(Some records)
»»

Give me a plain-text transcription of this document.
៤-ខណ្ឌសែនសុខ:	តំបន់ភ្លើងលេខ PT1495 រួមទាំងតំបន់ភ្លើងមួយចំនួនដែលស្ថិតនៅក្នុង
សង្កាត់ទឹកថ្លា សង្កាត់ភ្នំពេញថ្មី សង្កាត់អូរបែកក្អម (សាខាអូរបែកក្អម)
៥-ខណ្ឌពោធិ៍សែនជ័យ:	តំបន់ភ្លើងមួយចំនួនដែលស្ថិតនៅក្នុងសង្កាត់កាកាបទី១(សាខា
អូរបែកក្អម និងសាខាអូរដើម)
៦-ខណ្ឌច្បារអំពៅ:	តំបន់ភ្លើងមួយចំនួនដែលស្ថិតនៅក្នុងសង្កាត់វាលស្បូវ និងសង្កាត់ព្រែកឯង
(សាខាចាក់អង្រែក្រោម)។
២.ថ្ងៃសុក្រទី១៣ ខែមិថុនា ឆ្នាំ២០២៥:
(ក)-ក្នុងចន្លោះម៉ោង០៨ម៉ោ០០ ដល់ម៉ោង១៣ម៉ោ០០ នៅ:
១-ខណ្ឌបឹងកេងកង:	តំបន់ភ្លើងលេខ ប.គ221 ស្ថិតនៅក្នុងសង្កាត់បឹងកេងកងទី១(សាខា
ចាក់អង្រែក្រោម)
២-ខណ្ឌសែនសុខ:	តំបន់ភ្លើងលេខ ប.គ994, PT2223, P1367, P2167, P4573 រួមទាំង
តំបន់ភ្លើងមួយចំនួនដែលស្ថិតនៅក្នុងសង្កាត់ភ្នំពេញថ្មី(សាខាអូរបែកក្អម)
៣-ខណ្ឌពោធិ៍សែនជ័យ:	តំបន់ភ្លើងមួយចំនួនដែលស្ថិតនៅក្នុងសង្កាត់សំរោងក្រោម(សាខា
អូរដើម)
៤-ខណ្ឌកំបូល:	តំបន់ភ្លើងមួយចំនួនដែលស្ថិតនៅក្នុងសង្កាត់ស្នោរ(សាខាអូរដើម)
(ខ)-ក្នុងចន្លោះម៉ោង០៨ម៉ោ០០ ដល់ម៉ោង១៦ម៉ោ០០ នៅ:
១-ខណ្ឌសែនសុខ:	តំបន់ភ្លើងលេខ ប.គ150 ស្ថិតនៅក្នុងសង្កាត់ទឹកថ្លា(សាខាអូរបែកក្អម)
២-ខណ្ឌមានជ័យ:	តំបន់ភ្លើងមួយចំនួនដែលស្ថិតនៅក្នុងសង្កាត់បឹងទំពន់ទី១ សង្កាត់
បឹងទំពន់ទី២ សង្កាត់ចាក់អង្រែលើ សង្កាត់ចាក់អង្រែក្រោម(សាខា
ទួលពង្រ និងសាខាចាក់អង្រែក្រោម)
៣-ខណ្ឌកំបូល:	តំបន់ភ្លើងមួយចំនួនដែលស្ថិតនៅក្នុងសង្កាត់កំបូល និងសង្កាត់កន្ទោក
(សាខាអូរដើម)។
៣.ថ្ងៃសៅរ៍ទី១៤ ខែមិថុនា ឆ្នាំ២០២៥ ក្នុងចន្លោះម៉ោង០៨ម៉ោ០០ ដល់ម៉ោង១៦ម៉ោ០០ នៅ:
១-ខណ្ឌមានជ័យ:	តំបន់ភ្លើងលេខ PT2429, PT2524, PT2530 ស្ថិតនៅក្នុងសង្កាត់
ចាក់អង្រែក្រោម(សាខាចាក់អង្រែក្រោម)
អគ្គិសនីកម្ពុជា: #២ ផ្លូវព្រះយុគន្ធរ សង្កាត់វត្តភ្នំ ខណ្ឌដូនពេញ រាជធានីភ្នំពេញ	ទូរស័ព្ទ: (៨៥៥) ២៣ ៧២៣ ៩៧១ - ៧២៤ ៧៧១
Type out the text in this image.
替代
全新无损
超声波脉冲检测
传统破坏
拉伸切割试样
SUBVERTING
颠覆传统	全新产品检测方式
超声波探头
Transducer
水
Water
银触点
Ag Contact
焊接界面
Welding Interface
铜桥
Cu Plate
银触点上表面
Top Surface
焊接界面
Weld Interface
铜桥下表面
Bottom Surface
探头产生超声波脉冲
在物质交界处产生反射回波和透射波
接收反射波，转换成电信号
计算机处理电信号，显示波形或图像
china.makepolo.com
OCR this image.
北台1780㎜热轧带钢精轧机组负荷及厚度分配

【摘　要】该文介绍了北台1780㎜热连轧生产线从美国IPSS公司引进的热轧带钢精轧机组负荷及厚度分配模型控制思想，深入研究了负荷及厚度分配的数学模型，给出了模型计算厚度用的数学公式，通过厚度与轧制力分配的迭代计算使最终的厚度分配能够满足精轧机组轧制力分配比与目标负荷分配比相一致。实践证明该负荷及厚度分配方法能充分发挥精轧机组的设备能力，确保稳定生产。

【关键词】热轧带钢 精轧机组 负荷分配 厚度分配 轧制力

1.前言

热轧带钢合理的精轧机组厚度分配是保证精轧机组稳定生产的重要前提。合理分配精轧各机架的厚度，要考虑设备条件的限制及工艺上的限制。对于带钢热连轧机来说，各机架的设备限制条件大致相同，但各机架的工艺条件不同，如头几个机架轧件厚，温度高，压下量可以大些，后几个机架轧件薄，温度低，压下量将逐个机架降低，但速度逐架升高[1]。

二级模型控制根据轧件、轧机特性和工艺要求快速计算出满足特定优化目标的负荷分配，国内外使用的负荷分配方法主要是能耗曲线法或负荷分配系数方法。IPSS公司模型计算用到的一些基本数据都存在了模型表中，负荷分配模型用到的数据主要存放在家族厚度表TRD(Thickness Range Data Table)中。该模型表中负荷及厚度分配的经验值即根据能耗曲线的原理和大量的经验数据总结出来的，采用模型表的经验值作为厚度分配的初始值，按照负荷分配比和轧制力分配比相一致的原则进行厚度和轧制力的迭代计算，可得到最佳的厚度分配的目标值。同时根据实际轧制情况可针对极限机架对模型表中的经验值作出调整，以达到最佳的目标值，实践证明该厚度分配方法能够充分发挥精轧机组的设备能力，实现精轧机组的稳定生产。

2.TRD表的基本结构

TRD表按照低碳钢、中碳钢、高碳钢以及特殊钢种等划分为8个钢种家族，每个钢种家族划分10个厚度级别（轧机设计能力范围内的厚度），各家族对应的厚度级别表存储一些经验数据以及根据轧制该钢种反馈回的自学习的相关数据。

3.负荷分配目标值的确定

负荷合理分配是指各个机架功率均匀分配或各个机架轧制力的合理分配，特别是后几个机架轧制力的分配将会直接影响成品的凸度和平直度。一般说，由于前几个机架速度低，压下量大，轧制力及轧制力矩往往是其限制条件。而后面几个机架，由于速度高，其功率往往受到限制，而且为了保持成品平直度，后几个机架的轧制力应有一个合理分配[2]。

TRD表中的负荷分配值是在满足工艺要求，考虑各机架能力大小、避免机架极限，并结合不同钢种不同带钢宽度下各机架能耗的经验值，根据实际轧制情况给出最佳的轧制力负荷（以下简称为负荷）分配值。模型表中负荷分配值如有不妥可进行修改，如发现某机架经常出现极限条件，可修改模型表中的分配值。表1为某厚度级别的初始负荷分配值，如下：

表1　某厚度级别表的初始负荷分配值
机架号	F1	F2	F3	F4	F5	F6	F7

««

Short problem - Every entry above should be retyped exactly as shown.

Final result -
Give me a plain-text transcription of this document.
៤-ខណ្ឌសែនសុខ:	តំបន់ភ្លើងលេខ PT1495 រួមទាំងតំបន់ភ្លើងមួយចំនួនដែលស្ថិតនៅក្នុង
សង្កាត់ទឹកថ្លា សង្កាត់ភ្នំពេញថ្មី សង្កាត់អូរបែកក្អម (សាខាអូរបែកក្អម)
៥-ខណ្ឌពោធិ៍សែនជ័យ:	តំបន់ភ្លើងមួយចំនួនដែលស្ថិតនៅក្នុងសង្កាត់កាកាបទី១(សាខា
អូរបែកក្អម និងសាខាអូរដើម)
៦-ខណ្ឌច្បារអំពៅ:	តំបន់ភ្លើងមួយចំនួនដែលស្ថិតនៅក្នុងសង្កាត់វាលស្បូវ និងសង្កាត់ព្រែកឯង
(សាខាចាក់អង្រែក្រោម)។
២.ថ្ងៃសុក្រទី១៣ ខែមិថុនា ឆ្នាំ២០២៥:
(ក)-ក្នុងចន្លោះម៉ោង០៨ម៉ោ០០ ដល់ម៉ោង១៣ម៉ោ០០ នៅ:
១-ខណ្ឌបឹងកេងកង:	តំបន់ភ្លើងលេខ ប.គ221 ស្ថិតនៅក្នុងសង្កាត់បឹងកេងកងទី១(សាខា
ចាក់អង្រែក្រោម)
២-ខណ្ឌសែនសុខ:	តំបន់ភ្លើងលេខ ប.គ994, PT2223, P1367, P2167, P4573 រួមទាំង
តំបន់ភ្លើងមួយចំនួនដែលស្ថិតនៅក្នុងសង្កាត់ភ្នំពេញថ្មី(សាខាអូរបែកក្អម)
៣-ខណ្ឌពោធិ៍សែនជ័យ:	តំបន់ភ្លើងមួយចំនួនដែលស្ថិតនៅក្នុងសង្កាត់សំរោងក្រោម(សាខា
អូរដើម)
៤-ខណ្ឌកំបូល:	តំបន់ភ្លើងមួយចំនួនដែលស្ថិតនៅក្នុងសង្កាត់ស្នោរ(សាខាអូរដើម)
(ខ)-ក្នុងចន្លោះម៉ោង០៨ម៉ោ០០ ដល់ម៉ោង១៦ម៉ោ០០ នៅ:
១-ខណ្ឌសែនសុខ:	តំបន់ភ្លើងលេខ ប.គ150 ស្ថិតនៅក្នុងសង្កាត់ទឹកថ្លា(សាខាអូរបែកក្អម)
២-ខណ្ឌមានជ័យ:	តំបន់ភ្លើងមួយចំនួនដែលស្ថិតនៅក្នុងសង្កាត់បឹងទំពន់ទី១ សង្កាត់
បឹងទំពន់ទី២ សង្កាត់ចាក់អង្រែលើ សង្កាត់ចាក់អង្រែក្រោម(សាខា
ទួលពង្រ និងសាខាចាក់អង្រែក្រោម)
៣-ខណ្ឌកំបូល:	តំបន់ភ្លើងមួយចំនួនដែលស្ថិតនៅក្នុងសង្កាត់កំបូល និងសង្កាត់កន្ទោក
(សាខាអូរដើម)។
៣.ថ្ងៃសៅរ៍ទី១៤ ខែមិថុនា ឆ្នាំ២០២៥ ក្នុងចន្លោះម៉ោង០៨ម៉ោ០០ ដល់ម៉ោង១៦ម៉ោ០០ នៅ:
១-ខណ្ឌមានជ័យ:	តំបន់ភ្លើងលេខ PT2429, PT2524, PT2530 ស្ថិតនៅក្នុងសង្កាត់
ចាក់អង្រែក្រោម(សាខាចាក់អង្រែក្រោម)
អគ្គិសនីកម្ពុជា: #២ ផ្លូវព្រះយុគន្ធរ សង្កាត់វត្តភ្នំ ខណ្ឌដូនពេញ រាជធានីភ្នំពេញ	ទូរស័ព្ទ: (៨៥៥) ២៣ ៧២៣ ៩៧១ - ៧២៤ ៧៧១
Type out the text in this image.
替代
全新无损
超声波脉冲检测
传统破坏
拉伸切割试样
SUBVERTING
颠覆传统	全新产品检测方式
超声波探头
Transducer
水
Water
银触点
Ag Contact
焊接界面
Welding Interface
铜桥
Cu Plate
银触点上表面
Top Surface
焊接界面
Weld Interface
铜桥下表面
Bottom Surface
探头产生超声波脉冲
在物质交界处产生反射回波和透射波
接收反射波，转换成电信号
计算机处理电信号，显示波形或图像
china.makepolo.com
OCR this image.
北台1780㎜热轧带钢精轧机组负荷及厚度分配

【摘　要】该文介绍了北台1780㎜热连轧生产线从美国IPSS公司引进的热轧带钢精轧机组负荷及厚度分配模型控制思想，深入研究了负荷及厚度分配的数学模型，给出了模型计算厚度用的数学公式，通过厚度与轧制力分配的迭代计算使最终的厚度分配能够满足精轧机组轧制力分配比与目标负荷分配比相一致。实践证明该负荷及厚度分配方法能充分发挥精轧机组的设备能力，确保稳定生产。

【关键词】热轧带钢 精轧机组 负荷分配 厚度分配 轧制力

1.前言

热轧带钢合理的精轧机组厚度分配是保证精轧机组稳定生产的重要前提。合理分配精轧各机架的厚度，要考虑设备条件的限制及工艺上的限制。对于带钢热连轧机来说，各机架的设备限制条件大致相同，但各机架的工艺条件不同，如头几个机架轧件厚，温度高，压下量可以大些，后几个机架轧件薄，温度低，压下量将逐个机架降低，但速度逐架升高[1]。

二级模型控制根据轧件、轧机特性和工艺要求快速计算出满足特定优化目标的负荷分配，国内外使用的负荷分配方法主要是能耗曲线法或负荷分配系数方法。IPSS公司模型计算用到的一些基本数据都存在了模型表中，负荷分配模型用到的数据主要存放在家族厚度表TRD(Thickness Range Data Table)中。该模型表中负荷及厚度分配的经验值即根据能耗曲线的原理和大量的经验数据总结出来的，采用模型表的经验值作为厚度分配的初始值，按照负荷分配比和轧制力分配比相一致的原则进行厚度和轧制力的迭代计算，可得到最佳的厚度分配的目标值。同时根据实际轧制情况可针对极限机架对模型表中的经验值作出调整，以达到最佳的目标值，实践证明该厚度分配方法能够充分发挥精轧机组的设备能力，实现精轧机组的稳定生产。

2.TRD表的基本结构

TRD表按照低碳钢、中碳钢、高碳钢以及特殊钢种等划分为8个钢种家族，每个钢种家族划分10个厚度级别（轧机设计能力范围内的厚度），各家族对应的厚度级别表存储一些经验数据以及根据轧制该钢种反馈回的自学习的相关数据。

3.负荷分配目标值的确定

负荷合理分配是指各个机架功率均匀分配或各个机架轧制力的合理分配，特别是后几个机架轧制力的分配将会直接影响成品的凸度和平直度。一般说，由于前几个机架速度低，压下量大，轧制力及轧制力矩往往是其限制条件。而后面几个机架，由于速度高，其功率往往受到限制，而且为了保持成品平直度，后几个机架的轧制力应有一个合理分配[2]。

TRD表中的负荷分配值是在满足工艺要求，考虑各机架能力大小、避免机架极限，并结合不同钢种不同带钢宽度下各机架能耗的经验值，根据实际轧制情况给出最佳的轧制力负荷（以下简称为负荷）分配值。模型表中负荷分配值如有不妥可进行修改，如发现某机架经常出现极限条件，可修改模型表中的分配值。表1为某厚度级别的初始负荷分配值，如下：

表1　某厚度级别表的初始负荷分配值
机架号	F1	F2	F3	F4	F5	F6	F7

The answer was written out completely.